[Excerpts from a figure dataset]
>> Begin
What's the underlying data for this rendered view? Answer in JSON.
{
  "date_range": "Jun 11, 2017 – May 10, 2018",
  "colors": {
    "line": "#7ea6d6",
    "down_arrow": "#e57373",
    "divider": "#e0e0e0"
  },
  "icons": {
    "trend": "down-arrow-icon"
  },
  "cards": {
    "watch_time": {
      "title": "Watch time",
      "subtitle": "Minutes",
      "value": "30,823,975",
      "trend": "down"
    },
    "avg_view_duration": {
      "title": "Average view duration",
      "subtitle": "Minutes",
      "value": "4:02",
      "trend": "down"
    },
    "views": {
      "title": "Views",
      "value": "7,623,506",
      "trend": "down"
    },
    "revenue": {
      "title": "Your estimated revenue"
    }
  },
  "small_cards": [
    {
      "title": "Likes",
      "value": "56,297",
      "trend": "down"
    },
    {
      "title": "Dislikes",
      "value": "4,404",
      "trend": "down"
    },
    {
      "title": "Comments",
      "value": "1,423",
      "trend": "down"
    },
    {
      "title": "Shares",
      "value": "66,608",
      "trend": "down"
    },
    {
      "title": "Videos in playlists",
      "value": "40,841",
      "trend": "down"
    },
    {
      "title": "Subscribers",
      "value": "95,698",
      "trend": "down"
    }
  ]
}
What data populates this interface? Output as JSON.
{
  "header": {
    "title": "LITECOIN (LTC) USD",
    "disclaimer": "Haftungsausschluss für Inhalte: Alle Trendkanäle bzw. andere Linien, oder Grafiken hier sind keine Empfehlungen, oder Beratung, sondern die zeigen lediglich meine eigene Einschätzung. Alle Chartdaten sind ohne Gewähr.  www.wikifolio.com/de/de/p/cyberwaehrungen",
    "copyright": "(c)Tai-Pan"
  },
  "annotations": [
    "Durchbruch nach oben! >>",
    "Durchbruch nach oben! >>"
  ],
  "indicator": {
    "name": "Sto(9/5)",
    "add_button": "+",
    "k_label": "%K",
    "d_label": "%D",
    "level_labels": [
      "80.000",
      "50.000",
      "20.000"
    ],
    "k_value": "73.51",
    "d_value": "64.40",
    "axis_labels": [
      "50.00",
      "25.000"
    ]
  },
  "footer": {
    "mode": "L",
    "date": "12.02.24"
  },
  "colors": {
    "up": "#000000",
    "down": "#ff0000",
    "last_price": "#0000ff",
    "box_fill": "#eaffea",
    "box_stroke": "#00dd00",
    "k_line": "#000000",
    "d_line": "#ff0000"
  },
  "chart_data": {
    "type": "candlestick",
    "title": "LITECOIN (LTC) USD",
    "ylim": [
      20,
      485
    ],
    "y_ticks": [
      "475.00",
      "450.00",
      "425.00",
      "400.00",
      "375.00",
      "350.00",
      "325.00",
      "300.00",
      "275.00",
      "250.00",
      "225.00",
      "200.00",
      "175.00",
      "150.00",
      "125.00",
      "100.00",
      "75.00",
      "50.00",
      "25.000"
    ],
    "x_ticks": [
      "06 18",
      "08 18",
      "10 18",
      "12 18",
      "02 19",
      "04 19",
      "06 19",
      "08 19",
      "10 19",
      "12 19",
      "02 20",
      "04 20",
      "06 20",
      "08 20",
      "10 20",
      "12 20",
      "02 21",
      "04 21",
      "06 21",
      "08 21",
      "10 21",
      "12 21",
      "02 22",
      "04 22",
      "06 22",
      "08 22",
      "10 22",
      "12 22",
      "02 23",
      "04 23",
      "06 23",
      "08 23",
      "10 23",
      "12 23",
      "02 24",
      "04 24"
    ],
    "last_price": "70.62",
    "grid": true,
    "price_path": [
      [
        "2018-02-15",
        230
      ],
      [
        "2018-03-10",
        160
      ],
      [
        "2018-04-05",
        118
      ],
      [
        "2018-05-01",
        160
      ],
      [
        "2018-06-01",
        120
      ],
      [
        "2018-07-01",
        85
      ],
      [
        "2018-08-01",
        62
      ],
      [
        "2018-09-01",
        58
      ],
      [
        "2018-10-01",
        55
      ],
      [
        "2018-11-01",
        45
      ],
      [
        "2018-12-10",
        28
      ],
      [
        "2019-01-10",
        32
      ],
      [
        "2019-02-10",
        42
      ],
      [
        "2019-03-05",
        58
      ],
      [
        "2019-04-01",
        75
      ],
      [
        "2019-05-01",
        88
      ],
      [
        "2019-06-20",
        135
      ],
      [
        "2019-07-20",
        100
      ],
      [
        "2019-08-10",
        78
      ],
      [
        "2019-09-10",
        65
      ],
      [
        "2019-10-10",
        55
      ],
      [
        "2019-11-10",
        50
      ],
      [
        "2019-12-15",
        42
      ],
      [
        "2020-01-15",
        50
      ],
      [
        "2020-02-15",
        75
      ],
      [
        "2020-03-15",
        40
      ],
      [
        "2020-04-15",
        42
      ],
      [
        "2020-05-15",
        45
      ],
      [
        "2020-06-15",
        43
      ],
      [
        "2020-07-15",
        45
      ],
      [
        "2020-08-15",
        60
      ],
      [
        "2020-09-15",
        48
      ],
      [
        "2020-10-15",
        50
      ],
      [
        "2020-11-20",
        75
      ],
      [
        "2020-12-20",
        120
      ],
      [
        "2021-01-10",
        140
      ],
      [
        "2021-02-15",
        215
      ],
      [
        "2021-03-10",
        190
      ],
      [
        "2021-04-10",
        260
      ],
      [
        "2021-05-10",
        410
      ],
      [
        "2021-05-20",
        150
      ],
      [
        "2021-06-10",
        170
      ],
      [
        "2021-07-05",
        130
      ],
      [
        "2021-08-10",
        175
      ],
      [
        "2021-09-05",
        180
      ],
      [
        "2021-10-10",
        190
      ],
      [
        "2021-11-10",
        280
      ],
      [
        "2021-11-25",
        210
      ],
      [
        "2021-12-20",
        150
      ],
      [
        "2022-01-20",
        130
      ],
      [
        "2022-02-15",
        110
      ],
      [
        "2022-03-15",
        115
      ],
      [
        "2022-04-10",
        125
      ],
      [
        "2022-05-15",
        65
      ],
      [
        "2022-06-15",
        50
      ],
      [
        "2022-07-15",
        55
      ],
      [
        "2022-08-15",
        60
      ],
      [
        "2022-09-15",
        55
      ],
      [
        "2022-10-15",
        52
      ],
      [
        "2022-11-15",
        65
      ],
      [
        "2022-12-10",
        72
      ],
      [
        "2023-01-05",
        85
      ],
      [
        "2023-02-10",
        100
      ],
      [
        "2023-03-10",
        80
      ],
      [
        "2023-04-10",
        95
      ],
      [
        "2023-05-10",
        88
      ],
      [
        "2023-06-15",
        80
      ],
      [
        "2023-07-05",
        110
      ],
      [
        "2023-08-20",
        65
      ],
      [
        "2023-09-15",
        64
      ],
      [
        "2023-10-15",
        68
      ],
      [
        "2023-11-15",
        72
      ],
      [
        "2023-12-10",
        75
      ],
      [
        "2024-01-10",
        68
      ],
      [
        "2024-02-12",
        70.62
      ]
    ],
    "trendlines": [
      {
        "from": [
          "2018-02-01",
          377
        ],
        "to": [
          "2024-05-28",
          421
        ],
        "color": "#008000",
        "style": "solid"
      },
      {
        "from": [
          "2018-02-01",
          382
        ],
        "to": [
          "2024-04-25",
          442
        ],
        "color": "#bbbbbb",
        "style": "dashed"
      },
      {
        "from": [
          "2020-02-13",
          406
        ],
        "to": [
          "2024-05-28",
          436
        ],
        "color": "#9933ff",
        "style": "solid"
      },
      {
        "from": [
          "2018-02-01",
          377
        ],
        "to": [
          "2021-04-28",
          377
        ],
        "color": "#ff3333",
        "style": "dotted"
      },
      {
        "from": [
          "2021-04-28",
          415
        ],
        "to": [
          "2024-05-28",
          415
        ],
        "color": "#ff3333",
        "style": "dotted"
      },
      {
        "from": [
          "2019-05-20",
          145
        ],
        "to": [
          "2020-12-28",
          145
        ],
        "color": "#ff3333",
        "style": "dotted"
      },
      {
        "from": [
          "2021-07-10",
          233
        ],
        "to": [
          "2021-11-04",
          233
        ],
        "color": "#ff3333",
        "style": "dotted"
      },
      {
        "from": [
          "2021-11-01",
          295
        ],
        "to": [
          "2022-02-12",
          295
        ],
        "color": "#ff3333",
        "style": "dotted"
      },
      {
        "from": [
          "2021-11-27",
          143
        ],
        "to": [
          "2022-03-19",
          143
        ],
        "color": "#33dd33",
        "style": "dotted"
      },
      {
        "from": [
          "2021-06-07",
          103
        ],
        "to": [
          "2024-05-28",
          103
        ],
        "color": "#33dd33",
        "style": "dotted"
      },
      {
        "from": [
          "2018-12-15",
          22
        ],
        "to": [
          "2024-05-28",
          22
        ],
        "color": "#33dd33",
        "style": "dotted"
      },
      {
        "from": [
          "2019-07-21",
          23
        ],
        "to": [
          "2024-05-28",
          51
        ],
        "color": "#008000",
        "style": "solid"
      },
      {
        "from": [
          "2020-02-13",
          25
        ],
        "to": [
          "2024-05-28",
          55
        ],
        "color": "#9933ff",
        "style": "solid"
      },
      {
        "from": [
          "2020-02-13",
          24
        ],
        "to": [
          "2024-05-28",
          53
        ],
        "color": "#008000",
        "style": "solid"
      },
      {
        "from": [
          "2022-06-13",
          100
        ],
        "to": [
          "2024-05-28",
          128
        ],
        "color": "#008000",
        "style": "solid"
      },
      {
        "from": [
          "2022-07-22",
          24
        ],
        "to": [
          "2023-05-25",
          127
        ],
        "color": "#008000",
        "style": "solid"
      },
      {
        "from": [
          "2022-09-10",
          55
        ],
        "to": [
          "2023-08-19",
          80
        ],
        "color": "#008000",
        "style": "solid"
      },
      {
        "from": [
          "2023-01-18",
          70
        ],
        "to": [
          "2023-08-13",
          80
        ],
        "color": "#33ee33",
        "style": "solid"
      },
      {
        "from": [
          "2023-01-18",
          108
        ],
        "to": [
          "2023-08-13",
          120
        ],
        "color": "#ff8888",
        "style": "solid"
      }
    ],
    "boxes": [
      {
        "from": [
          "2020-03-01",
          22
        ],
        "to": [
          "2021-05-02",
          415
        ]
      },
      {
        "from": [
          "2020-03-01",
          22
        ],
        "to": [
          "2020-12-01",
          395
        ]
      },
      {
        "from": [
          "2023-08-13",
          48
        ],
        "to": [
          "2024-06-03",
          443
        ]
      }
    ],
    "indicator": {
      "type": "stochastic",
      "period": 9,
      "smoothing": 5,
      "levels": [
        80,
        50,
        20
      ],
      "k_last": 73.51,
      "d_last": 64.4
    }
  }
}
>> End
Task directions → Pick out all the lines with the word "this" in them and copy them.

Task result →
What's the underlying data for this rendered view? Answer in JSON.
What data populates this interface? Output as JSON.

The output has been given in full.